**WORK TO DO:** Exact copies are required of the lines from the line containing "Convert this screenshot" through the final line of the listing, both included, and of no other lines.
-=-=-
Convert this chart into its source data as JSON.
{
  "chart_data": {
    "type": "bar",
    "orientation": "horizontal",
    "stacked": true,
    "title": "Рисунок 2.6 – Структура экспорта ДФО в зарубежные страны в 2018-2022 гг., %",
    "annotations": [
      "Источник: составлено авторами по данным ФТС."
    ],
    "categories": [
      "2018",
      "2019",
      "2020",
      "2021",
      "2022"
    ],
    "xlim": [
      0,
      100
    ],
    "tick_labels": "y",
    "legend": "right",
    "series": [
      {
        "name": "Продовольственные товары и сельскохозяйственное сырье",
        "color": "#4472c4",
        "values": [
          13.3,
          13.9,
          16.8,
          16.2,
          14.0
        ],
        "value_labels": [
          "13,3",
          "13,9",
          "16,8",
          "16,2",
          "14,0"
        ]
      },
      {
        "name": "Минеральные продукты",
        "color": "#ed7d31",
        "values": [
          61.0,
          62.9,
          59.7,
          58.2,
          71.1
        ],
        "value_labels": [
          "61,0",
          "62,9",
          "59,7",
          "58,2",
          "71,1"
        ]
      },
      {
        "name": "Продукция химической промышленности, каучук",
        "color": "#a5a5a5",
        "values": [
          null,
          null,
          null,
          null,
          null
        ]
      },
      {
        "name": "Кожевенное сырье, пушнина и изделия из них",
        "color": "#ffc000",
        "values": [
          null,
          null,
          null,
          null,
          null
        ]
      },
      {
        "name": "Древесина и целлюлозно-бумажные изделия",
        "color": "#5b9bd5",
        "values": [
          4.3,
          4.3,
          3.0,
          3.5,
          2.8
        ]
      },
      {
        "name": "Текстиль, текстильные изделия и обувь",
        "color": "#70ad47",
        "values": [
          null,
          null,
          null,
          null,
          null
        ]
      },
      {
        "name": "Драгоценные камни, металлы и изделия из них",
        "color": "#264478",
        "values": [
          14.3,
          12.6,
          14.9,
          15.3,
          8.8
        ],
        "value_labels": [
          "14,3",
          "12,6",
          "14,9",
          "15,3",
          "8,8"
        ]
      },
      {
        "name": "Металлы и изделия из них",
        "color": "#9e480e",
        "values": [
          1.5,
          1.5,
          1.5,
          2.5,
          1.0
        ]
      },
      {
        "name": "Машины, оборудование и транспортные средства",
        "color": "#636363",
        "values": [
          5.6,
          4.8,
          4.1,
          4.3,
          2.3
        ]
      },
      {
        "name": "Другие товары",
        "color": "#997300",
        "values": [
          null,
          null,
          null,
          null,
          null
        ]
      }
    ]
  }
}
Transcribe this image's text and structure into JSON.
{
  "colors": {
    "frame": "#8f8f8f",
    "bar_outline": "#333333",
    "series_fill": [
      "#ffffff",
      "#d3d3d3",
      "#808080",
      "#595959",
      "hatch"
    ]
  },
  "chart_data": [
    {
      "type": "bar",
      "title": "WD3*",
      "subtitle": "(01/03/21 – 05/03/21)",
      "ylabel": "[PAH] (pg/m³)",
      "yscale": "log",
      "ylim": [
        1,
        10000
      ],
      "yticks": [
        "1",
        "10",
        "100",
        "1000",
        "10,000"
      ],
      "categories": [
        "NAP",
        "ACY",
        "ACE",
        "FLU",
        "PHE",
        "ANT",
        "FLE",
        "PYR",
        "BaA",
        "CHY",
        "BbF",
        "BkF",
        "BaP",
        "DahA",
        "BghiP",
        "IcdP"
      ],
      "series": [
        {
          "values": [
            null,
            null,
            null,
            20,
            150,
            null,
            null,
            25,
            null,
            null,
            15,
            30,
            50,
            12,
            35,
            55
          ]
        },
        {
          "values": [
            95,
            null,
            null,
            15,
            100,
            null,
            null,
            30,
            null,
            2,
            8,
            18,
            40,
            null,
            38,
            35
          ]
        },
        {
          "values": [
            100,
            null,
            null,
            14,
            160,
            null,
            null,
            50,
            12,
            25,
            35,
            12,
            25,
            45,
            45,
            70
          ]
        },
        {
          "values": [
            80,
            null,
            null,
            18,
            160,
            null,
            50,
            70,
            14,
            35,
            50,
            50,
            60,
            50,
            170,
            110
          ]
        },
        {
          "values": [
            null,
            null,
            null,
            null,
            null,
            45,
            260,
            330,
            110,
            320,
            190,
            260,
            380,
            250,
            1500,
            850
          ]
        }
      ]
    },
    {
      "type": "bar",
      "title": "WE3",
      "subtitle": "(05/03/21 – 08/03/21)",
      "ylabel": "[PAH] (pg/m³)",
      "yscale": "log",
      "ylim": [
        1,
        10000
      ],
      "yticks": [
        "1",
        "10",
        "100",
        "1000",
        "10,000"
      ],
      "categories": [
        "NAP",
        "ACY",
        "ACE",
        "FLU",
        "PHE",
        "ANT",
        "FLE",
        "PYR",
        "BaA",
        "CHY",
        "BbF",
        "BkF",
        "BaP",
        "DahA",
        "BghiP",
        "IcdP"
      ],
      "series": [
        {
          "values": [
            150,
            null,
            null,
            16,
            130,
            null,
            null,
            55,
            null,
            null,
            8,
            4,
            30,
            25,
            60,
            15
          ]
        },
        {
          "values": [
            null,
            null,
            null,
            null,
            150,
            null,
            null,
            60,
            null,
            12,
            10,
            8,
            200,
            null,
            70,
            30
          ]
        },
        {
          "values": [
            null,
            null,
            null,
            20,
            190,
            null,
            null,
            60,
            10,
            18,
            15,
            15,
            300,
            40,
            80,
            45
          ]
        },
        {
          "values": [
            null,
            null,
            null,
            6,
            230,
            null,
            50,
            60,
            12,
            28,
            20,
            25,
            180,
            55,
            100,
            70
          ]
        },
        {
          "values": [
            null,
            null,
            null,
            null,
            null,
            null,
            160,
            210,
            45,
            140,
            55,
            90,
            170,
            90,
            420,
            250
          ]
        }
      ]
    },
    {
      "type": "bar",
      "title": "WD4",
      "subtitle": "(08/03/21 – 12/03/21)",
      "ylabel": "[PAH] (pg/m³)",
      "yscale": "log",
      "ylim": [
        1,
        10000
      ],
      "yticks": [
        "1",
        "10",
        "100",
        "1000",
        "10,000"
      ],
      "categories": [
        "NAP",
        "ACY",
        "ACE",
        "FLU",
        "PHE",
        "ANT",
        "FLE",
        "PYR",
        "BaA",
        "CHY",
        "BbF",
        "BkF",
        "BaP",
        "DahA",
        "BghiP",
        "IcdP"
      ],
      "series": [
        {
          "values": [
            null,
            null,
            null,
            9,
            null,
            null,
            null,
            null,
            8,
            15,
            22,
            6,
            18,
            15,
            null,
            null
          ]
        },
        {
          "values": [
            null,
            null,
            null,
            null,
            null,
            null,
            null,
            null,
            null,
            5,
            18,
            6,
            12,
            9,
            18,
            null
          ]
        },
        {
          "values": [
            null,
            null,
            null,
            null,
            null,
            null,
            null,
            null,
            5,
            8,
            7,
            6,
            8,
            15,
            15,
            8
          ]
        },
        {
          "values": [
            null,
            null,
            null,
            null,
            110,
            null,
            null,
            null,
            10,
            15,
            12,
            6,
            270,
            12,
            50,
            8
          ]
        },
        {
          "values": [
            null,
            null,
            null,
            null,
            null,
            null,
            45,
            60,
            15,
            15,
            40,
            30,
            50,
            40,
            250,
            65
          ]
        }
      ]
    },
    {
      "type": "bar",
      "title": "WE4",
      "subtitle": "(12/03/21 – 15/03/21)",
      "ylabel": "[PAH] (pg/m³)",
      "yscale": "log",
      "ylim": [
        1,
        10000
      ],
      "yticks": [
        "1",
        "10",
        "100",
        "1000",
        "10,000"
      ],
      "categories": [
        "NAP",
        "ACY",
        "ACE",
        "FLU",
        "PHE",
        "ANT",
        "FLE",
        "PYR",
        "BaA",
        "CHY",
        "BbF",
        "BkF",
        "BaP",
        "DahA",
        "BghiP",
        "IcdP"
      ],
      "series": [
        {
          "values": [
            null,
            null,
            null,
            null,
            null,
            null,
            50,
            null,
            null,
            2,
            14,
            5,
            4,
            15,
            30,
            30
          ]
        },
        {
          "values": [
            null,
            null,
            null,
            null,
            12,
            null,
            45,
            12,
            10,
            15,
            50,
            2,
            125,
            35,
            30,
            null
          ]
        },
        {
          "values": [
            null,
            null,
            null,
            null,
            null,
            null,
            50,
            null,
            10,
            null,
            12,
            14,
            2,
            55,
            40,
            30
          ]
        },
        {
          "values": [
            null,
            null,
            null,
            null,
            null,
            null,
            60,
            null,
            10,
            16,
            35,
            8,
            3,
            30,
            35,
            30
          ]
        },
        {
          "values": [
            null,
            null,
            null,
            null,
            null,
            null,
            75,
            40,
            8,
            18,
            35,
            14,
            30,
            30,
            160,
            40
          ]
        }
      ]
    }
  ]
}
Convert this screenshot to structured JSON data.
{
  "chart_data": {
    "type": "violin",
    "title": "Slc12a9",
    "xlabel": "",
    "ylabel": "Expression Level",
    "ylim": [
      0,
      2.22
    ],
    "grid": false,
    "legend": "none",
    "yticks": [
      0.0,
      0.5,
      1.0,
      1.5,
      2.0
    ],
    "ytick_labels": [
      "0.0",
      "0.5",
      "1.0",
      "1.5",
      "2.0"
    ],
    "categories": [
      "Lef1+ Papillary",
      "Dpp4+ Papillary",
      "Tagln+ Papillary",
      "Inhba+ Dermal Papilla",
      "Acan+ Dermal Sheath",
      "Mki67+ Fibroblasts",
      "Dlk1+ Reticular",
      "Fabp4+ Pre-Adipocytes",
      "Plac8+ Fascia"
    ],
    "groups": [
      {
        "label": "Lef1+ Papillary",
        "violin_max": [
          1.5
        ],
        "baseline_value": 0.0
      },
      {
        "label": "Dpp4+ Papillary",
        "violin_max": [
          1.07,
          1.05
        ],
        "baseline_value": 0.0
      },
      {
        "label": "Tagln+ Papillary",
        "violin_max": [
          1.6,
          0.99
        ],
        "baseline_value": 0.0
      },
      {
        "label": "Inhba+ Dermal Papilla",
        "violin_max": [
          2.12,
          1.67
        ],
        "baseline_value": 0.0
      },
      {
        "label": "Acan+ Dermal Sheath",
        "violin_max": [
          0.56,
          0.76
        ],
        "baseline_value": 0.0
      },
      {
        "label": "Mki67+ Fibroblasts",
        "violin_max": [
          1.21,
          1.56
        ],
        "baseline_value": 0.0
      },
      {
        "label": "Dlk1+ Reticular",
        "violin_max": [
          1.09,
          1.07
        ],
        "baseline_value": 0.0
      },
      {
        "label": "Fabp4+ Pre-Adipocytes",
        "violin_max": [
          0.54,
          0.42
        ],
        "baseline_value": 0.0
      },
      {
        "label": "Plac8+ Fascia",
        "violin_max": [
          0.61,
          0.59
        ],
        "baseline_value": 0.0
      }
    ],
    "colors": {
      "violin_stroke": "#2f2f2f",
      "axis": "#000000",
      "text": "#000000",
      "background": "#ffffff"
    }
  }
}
-=-=-
**ANSWER TO THIS EXERCISE:**
Convert this screenshot to structured JSON data.
{
  "chart_data": {
    "type": "violin",
    "title": "Slc12a9",
    "xlabel": "",
    "ylabel": "Expression Level",
    "ylim": [
      0,
      2.22
    ],
    "grid": false,
    "legend": "none",
    "yticks": [
      0.0,
      0.5,
      1.0,
      1.5,
      2.0
    ],
    "ytick_labels": [
      "0.0",
      "0.5",
      "1.0",
      "1.5",
      "2.0"
    ],
    "categories": [
      "Lef1+ Papillary",
      "Dpp4+ Papillary",
      "Tagln+ Papillary",
      "Inhba+ Dermal Papilla",
      "Acan+ Dermal Sheath",
      "Mki67+ Fibroblasts",
      "Dlk1+ Reticular",
      "Fabp4+ Pre-Adipocytes",
      "Plac8+ Fascia"
    ],
    "groups": [
      {
        "label": "Lef1+ Papillary",
        "violin_max": [
          1.5
        ],
        "baseline_value": 0.0
      },
      {
        "label": "Dpp4+ Papillary",
        "violin_max": [
          1.07,
          1.05
        ],
        "baseline_value": 0.0
      },
      {
        "label": "Tagln+ Papillary",
        "violin_max": [
          1.6,
          0.99
        ],
        "baseline_value": 0.0
      },
      {
        "label": "Inhba+ Dermal Papilla",
        "violin_max": [
          2.12,
          1.67
        ],
        "baseline_value": 0.0
      },
      {
        "label": "Acan+ Dermal Sheath",
        "violin_max": [
          0.56,
          0.76
        ],
        "baseline_value": 0.0
      },
      {
        "label": "Mki67+ Fibroblasts",
        "violin_max": [
          1.21,
          1.56
        ],
        "baseline_value": 0.0
      },
      {
        "label": "Dlk1+ Reticular",
        "violin_max": [
          1.09,
          1.07
        ],
        "baseline_value": 0.0
      },
      {
        "label": "Fabp4+ Pre-Adipocytes",
        "violin_max": [
          0.54,
          0.42
        ],
        "baseline_value": 0.0
      },
      {
        "label": "Plac8+ Fascia",
        "violin_max": [
          0.61,
          0.59
        ],
        "baseline_value": 0.0
      }
    ],
    "colors": {
      "violin_stroke": "#2f2f2f",
      "axis": "#000000",
      "text": "#000000",
      "background": "#ffffff"
    }
  }
}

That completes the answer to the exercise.